[Collected data entries]
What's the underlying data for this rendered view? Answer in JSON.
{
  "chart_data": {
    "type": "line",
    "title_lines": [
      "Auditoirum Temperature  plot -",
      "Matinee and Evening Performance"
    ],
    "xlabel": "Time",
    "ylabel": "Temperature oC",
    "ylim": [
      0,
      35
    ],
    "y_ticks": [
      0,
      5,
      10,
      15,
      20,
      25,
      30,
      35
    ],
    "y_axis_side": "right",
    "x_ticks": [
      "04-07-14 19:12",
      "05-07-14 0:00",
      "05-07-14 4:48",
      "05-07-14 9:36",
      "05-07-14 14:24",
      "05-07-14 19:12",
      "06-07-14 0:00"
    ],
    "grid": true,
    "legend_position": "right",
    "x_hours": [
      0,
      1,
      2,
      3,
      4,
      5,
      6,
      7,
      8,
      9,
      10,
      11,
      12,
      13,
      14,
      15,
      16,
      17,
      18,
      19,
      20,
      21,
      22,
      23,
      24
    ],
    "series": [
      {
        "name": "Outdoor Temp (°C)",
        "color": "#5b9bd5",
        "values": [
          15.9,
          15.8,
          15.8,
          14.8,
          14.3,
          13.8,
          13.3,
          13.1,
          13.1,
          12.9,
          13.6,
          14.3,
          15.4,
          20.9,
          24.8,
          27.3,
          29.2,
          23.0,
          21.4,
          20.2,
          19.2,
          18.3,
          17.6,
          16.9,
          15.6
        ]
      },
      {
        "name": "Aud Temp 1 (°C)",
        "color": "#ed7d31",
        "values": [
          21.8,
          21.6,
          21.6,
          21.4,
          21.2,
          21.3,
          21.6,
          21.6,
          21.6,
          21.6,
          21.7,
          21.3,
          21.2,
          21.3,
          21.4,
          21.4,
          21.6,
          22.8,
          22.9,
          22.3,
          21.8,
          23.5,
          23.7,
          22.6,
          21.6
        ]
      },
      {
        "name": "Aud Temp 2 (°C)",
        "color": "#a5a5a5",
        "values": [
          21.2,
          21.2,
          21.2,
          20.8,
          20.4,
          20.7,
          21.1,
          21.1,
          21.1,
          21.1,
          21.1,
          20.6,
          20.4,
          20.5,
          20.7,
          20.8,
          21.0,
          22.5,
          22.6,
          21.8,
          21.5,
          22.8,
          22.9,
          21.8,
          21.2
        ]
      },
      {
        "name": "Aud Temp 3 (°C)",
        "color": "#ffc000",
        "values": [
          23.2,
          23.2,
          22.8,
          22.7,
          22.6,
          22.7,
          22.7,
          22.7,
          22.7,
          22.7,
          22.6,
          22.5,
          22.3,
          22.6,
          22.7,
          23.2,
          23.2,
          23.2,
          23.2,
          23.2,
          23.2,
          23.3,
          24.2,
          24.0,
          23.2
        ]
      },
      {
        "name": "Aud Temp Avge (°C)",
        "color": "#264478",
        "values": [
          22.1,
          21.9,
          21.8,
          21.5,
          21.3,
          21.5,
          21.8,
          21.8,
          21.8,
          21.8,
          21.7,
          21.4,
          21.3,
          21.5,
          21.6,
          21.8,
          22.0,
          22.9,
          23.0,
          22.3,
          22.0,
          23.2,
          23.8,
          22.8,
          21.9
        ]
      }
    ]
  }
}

• **Exercise**
Look through the entries above for the word "right". Copy every line where it shows up.

• **The result**
    "y_axis_side": "right",
    "legend_position": "right",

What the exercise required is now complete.